Problems ▸
1. Decide whether each statement below agrees with the passage on Internet applications. Answer yes or no for each, and quote the deciding words from the passage.
(a) Email is described as originating with the ARPAnet.
(b) Chat rooms are said to have come from the ARPANET community.
(c) Peer-peer multimedia exchange is presented as an old ARPANET development.
2. Quote from the passage on Internet applications the part that opens with the words containing "- Peer-peer multimedia" and closes with "early ARPAnet community.".
3. Which two predecessors of the WWW does the passage on Internet applications name?

Page ▸
This conclusion is easily verified by thinking about what the major applications running on the Internet are. (I looked for, but couldn't find, a table that ranked them all via, e.g. percentage of traffic, so this list is garnered from looking at a number of secondary sources, e.g. [3]) Almost all are either recent developments (such as peer-peer multimedia) of the Internet itself, or go back to the old ARPANET/Early-Internet community.
- The WWW is the biggest, and that was a "recent" development of the Internet itself (it ran on TCP/IP from its earliest). Predecessors such as Gopher and WAIS also came out of the ARPA/Early-Internet community, although the basic ideas go back to Vannevar Bush's Memex.
- Email, which seems to be second, is clearly an ARPAnet thing.
- Peer-peer multimedia exchange is a recent Internet phenomenon.
- VoIP goes back to early packet voice work on the ARPANET, and a key part of the technical nature of the Internet (separate protocols for IP and TCP) was in fact done in large part to support packet voice (although is has only recently become feasible to use it on any large scale).
- Similary, "working at home" was a big hit with the early ARPAnet community.
- IM was first done on the ARPAnet, but was made popular by AOL (not currently mentioned) as a predecessor.
- Chat rooms are an outside thing, but whether AOL, or earlier, I don't know.

Data shown ▸
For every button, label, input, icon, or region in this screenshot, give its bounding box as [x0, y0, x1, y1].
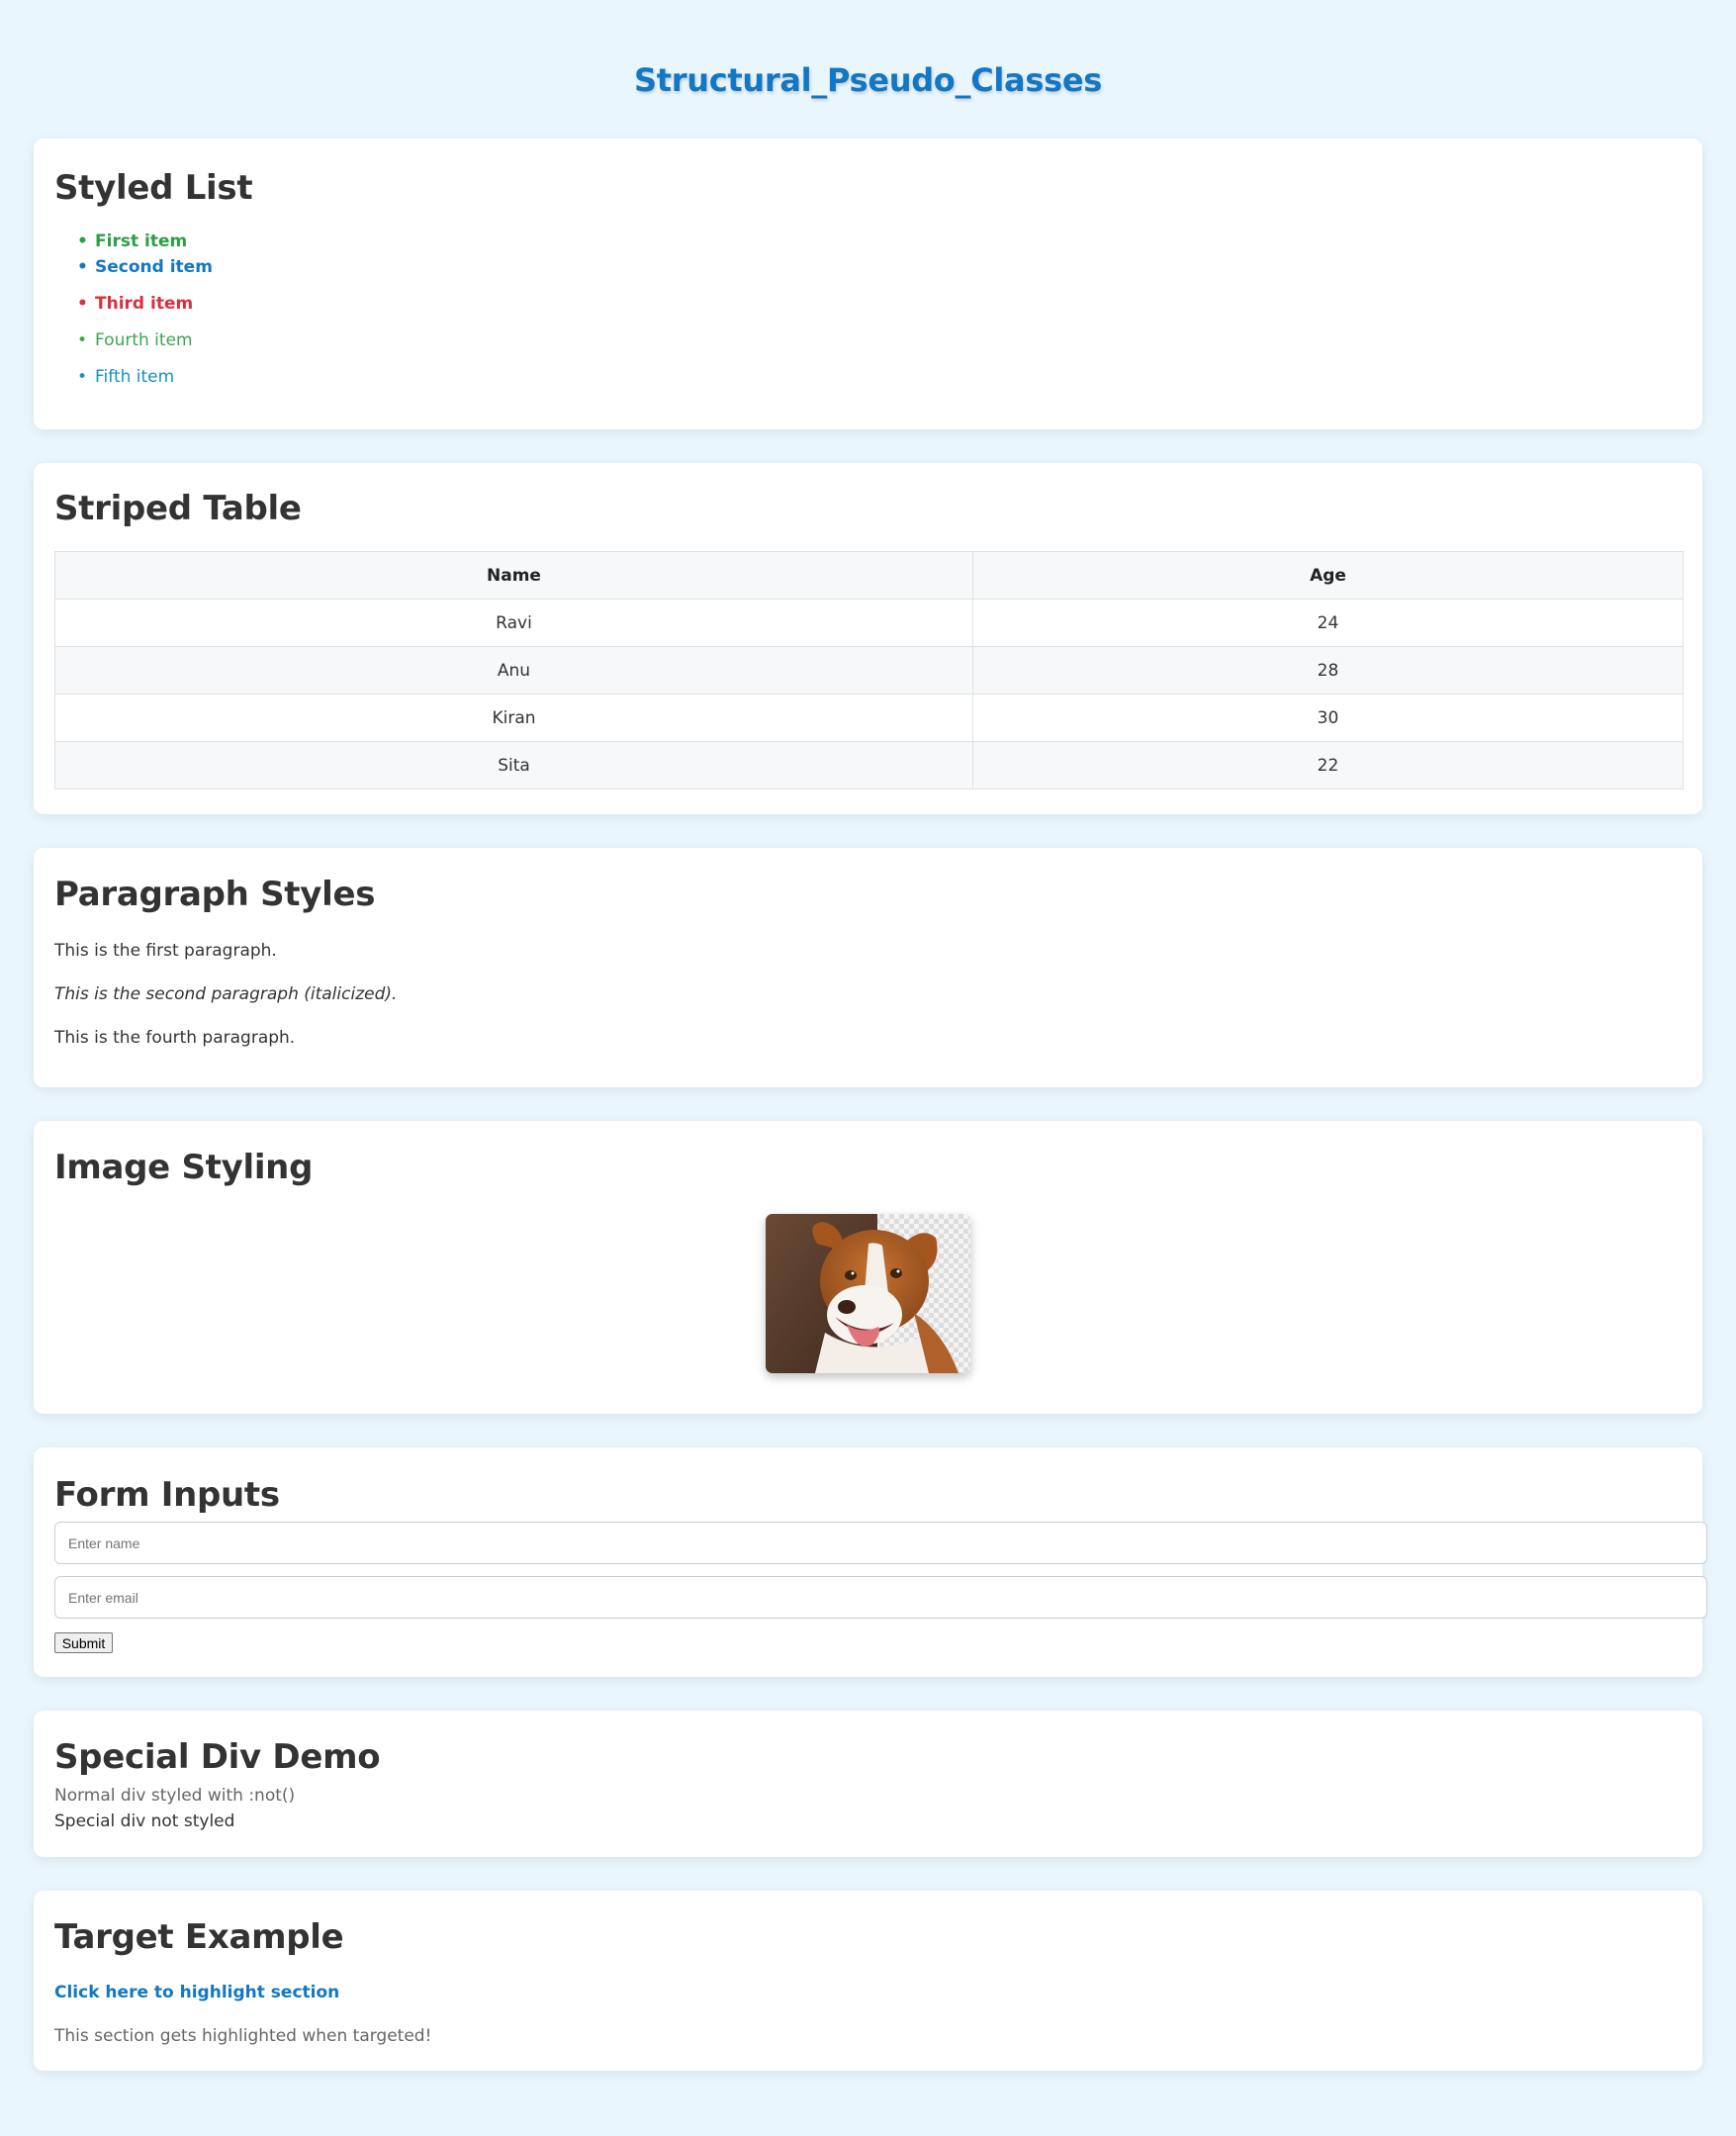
- table-cell: 24: [972, 599, 1684, 647]
- special-div: Special div not styled: [54, 1811, 235, 1831]
- image-styling-heading: Image Styling: [54, 1148, 314, 1187]
- table-row: Kiran 30: [54, 694, 1684, 742]
- list-item: • Third item: [77, 294, 194, 314]
- list-item: • Fifth item: [77, 367, 175, 387]
- normal-div: Normal div styled with :not(): [54, 1786, 296, 1806]
- striped-table-card: Striped Table Name Age Ravi 24 Anu 28 Ki…: [34, 463, 1702, 814]
- table-cell: Sita: [54, 741, 973, 789]
- table-row: Anu 28: [54, 646, 1684, 695]
- table-cell: 30: [972, 694, 1684, 742]
- paragraph-styles-heading: Paragraph Styles: [54, 875, 376, 914]
- paragraph-first: This is the first paragraph.: [54, 941, 277, 961]
- striped-table-heading: Striped Table: [54, 489, 302, 528]
- list-item: • Second item: [77, 257, 213, 277]
- image-styling-card: Image Styling: [34, 1121, 1702, 1414]
- list-item: • First item: [77, 232, 188, 251]
- target-section: This section gets highlighted when targe…: [54, 2026, 432, 2046]
- name-input[interactable]: [54, 1522, 1707, 1564]
- target-example-card: Target Example Click here to highlight s…: [34, 1891, 1702, 2071]
- striped-table: Name Age Ravi 24 Anu 28 Kiran 30 Sita 22: [54, 551, 1684, 789]
- special-div-heading: Special Div Demo: [54, 1737, 381, 1777]
- dog-icon: [766, 1214, 959, 1373]
- form-inputs-card: Form Inputs Submit: [34, 1447, 1707, 1677]
- table-cell: 22: [972, 741, 1684, 789]
- column-header-age: Age: [972, 551, 1684, 600]
- list-item: • Fourth item: [77, 330, 193, 350]
- paragraph-styles-card: Paragraph Styles This is the first parag…: [34, 848, 1702, 1087]
- target-example-heading: Target Example: [54, 1917, 344, 1957]
- table-cell: 28: [972, 646, 1684, 695]
- table-row: Sita 22: [54, 741, 1684, 789]
- table-row: Ravi 24: [54, 599, 1684, 647]
- table-cell: Ravi: [54, 599, 973, 647]
- table-cell: Anu: [54, 646, 973, 695]
- table-cell: Kiran: [54, 694, 973, 742]
- page-title: Structural_Pseudo_Classes: [633, 61, 1102, 99]
- special-div-card: Special Div Demo Normal div styled with …: [34, 1711, 1702, 1857]
- column-header-name: Name: [54, 551, 973, 600]
- dog-image: [766, 1214, 970, 1373]
- styled-list-card: Styled List • First item • Second item • Th…: [34, 139, 1702, 429]
- paragraph-second: This is the second paragraph (italicized…: [54, 984, 398, 1004]
- submit-button[interactable]: Submit: [54, 1632, 113, 1653]
- highlight-section-link[interactable]: Click here to highlight section: [54, 1983, 339, 2002]
- styled-list-heading: Styled List: [54, 168, 253, 208]
- form-inputs-heading: Form Inputs: [54, 1475, 280, 1515]
- email-input[interactable]: [54, 1576, 1707, 1619]
- paragraph-fourth: This is the fourth paragraph.: [54, 1028, 296, 1048]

Solution list ▸
1.
(a) Yes: "Email, which seems to be second, is clearly an ARPAnet thing."
(b) No: "Chat rooms are an outside thing"
(c) No: "Peer-peer multimedia exchange is a recent Internet phenomenon."

2.
- Peer-peer multimedia exchange is a recent Internet phenomenon.
- VoIP goes back to early packet voice work on the ARPANET, and a key part of the technical nature of the Internet (separate protocols for IP and TCP) was in fact done in large part to support packet voice (although is has only recently become feasible to use it on any large scale).
- Similary, "working at home" was a big hit with the early ARPAnet community.

3. Gopher and WAIS.